[START Source records]

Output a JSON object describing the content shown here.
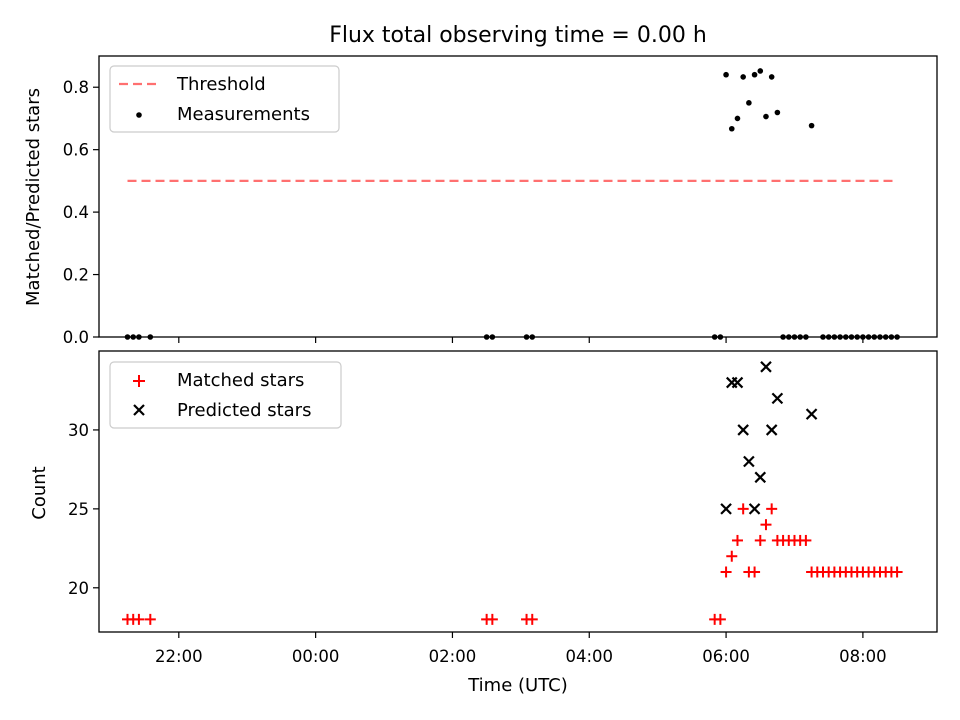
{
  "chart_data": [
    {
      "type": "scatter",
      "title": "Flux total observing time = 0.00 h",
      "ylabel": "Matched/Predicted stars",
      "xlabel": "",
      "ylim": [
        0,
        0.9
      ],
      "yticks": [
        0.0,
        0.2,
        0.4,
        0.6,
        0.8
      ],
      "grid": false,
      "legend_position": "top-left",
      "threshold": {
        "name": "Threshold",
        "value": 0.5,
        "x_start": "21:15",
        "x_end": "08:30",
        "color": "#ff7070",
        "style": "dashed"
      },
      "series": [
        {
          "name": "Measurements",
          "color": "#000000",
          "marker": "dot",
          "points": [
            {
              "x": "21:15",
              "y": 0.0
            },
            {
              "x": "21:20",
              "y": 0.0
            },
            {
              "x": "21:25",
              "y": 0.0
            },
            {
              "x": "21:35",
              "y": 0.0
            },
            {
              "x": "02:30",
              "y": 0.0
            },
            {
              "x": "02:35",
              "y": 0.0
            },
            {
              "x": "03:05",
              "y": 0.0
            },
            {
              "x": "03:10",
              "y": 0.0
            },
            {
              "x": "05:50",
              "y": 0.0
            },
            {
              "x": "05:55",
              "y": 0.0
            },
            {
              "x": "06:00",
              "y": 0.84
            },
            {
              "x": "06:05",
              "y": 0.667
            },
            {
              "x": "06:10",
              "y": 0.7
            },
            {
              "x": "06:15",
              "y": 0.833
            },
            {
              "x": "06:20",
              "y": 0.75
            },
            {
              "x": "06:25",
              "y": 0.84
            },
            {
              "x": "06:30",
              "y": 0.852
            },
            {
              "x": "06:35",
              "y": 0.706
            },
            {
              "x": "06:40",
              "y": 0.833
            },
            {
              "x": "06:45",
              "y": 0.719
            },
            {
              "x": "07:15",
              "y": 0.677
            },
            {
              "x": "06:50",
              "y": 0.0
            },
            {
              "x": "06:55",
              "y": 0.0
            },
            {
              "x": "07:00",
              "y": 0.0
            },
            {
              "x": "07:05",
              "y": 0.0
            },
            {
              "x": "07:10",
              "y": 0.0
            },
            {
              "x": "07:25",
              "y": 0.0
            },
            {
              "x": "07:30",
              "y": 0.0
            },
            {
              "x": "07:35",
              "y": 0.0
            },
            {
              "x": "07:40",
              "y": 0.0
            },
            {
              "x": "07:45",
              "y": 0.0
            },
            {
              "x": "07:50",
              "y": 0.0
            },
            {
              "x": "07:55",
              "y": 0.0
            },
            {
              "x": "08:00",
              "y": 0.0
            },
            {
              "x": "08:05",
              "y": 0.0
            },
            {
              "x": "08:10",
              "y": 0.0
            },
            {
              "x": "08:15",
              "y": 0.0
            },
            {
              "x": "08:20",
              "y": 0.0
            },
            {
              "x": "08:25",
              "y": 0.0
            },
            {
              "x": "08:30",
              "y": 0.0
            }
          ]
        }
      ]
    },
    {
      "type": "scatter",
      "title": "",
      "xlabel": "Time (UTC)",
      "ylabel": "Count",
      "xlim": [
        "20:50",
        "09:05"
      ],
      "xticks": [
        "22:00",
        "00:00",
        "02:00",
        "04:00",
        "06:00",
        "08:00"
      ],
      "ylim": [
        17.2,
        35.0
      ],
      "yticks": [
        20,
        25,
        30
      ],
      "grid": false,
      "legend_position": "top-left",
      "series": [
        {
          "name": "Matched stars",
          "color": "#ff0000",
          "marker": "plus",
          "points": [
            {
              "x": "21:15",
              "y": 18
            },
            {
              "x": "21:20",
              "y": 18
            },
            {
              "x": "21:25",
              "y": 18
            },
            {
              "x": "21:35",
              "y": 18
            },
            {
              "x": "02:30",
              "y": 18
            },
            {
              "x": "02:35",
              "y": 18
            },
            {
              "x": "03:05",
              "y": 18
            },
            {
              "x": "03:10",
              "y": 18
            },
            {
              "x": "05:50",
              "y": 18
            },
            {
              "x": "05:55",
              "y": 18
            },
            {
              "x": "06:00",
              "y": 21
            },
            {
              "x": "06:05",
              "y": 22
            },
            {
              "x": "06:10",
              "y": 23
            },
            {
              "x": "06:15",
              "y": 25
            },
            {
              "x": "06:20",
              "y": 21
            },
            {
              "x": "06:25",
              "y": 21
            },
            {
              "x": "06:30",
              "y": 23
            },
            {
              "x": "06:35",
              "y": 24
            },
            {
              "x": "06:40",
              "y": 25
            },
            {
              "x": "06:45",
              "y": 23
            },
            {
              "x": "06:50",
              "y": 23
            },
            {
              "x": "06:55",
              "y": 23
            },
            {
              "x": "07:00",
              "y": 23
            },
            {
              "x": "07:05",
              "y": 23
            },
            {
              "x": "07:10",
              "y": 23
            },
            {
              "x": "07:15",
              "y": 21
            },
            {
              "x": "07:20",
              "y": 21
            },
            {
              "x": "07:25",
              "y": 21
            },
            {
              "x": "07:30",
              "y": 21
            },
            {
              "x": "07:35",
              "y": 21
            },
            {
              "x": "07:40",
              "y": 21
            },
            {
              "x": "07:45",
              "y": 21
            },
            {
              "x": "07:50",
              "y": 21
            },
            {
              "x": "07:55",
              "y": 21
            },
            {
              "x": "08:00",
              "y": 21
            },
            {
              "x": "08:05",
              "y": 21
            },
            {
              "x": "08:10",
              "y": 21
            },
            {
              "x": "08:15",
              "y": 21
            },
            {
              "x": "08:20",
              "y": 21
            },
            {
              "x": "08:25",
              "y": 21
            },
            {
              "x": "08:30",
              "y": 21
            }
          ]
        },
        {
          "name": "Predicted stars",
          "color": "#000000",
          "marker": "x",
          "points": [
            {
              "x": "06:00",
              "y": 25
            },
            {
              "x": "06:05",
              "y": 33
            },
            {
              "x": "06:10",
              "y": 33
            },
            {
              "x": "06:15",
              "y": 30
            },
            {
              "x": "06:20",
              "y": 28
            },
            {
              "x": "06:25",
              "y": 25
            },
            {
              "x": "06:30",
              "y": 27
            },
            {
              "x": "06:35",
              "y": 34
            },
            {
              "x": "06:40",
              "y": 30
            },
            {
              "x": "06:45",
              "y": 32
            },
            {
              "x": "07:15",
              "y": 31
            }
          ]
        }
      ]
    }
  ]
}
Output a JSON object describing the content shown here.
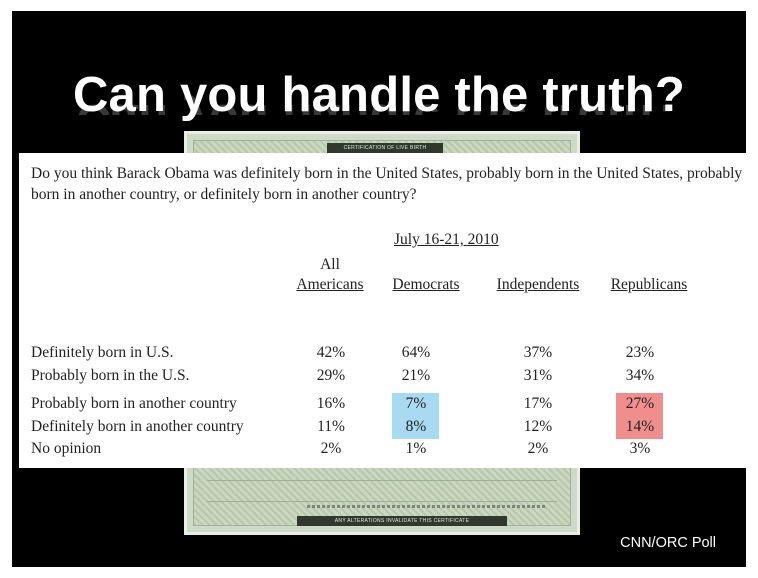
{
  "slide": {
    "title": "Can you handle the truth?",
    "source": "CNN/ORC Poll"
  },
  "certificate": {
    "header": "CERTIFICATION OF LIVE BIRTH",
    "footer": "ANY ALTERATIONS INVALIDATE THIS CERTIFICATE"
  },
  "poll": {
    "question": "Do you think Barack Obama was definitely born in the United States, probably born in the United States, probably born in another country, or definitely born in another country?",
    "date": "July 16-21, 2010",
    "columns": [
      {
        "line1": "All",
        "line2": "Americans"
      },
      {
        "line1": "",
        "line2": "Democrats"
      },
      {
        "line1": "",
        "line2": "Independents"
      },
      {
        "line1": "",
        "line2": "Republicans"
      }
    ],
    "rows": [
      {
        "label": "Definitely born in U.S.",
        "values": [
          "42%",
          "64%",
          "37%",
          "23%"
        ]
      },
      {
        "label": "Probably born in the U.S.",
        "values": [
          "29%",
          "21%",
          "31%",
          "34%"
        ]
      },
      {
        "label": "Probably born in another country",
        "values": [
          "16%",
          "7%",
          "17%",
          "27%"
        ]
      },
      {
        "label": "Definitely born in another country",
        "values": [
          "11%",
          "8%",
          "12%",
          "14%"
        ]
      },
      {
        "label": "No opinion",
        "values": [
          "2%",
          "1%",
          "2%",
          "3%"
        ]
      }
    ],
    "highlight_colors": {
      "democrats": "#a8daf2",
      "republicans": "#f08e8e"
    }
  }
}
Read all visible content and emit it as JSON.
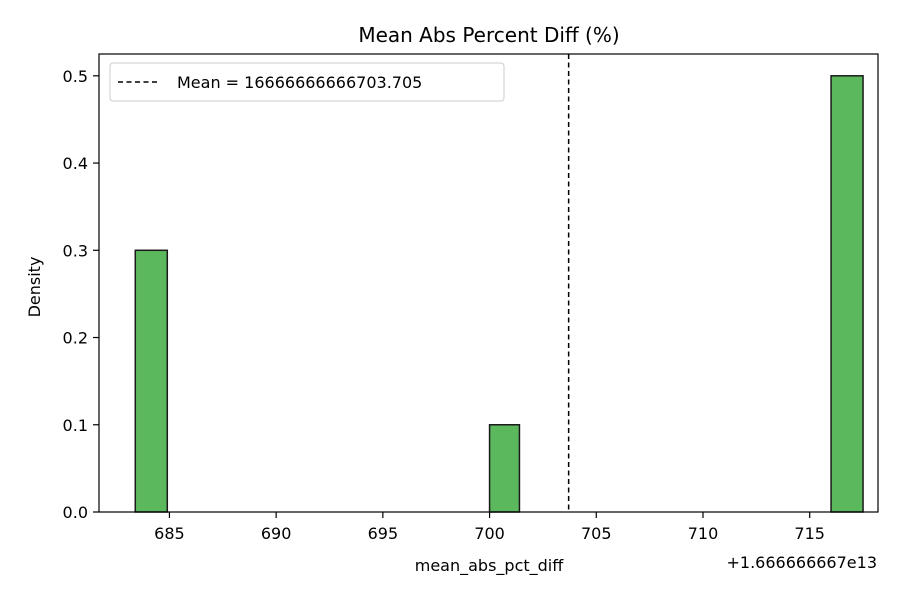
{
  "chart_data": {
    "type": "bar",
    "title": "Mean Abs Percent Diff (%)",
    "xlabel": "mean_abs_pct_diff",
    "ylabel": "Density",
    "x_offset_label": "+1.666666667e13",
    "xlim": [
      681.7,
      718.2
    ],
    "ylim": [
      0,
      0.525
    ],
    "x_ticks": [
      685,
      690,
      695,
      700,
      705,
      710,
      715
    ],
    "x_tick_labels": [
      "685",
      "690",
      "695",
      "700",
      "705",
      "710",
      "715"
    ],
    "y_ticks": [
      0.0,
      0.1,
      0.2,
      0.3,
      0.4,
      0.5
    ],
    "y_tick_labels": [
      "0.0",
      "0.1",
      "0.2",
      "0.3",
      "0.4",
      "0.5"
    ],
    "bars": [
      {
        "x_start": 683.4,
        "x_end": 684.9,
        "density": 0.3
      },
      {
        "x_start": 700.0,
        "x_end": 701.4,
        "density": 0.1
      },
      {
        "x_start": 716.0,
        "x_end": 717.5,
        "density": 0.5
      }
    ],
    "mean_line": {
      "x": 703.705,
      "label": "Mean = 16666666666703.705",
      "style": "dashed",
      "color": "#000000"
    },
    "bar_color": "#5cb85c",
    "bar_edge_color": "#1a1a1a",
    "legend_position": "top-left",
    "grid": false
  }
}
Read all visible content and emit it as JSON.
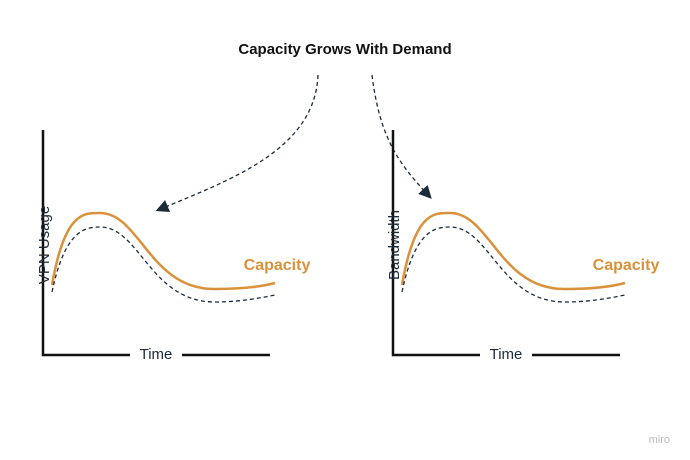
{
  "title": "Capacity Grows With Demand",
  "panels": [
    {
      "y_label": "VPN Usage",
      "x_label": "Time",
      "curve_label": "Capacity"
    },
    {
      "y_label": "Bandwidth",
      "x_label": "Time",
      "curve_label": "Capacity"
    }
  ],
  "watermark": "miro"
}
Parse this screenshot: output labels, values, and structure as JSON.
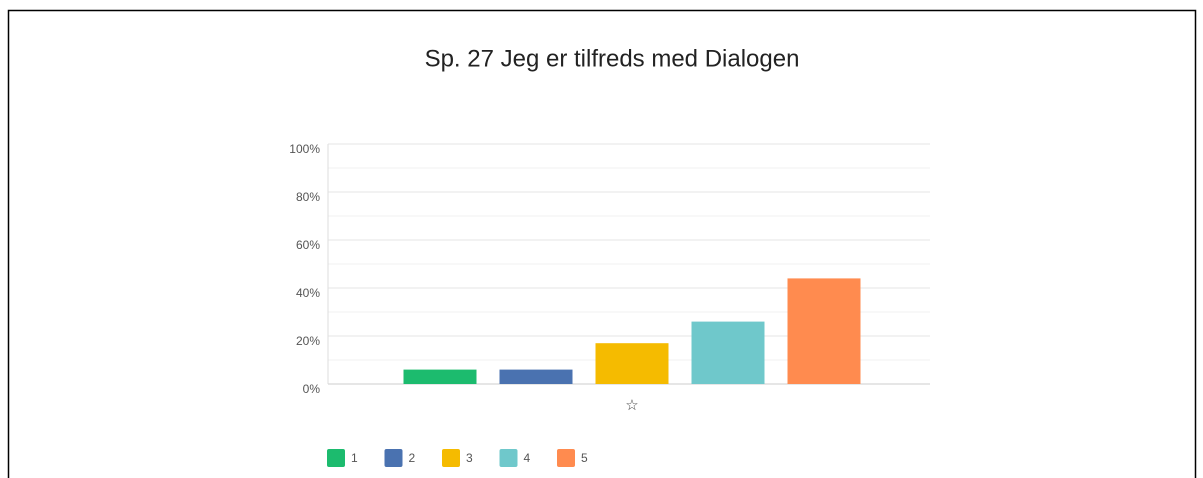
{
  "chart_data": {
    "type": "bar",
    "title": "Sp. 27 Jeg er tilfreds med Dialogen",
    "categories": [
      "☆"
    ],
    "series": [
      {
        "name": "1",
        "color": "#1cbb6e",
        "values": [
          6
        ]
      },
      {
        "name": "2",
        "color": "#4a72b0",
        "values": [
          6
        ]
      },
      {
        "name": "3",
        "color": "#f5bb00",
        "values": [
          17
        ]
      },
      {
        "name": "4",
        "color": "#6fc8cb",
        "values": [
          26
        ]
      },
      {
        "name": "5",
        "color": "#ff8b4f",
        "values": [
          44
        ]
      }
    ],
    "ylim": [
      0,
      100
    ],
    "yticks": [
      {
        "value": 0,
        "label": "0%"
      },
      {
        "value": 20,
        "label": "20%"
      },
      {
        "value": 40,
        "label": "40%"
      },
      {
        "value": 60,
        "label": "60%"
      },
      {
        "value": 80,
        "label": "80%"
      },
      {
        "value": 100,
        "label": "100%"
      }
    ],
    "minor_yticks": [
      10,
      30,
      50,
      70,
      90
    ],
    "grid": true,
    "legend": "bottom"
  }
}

[END Source records]

Instruction
Extract every line from the records above that contains the word "stars".

Reply to the exercise
      "ylabel": "Matched/Predicted stars",
          "name": "Matched stars",
          "name": "Predicted stars",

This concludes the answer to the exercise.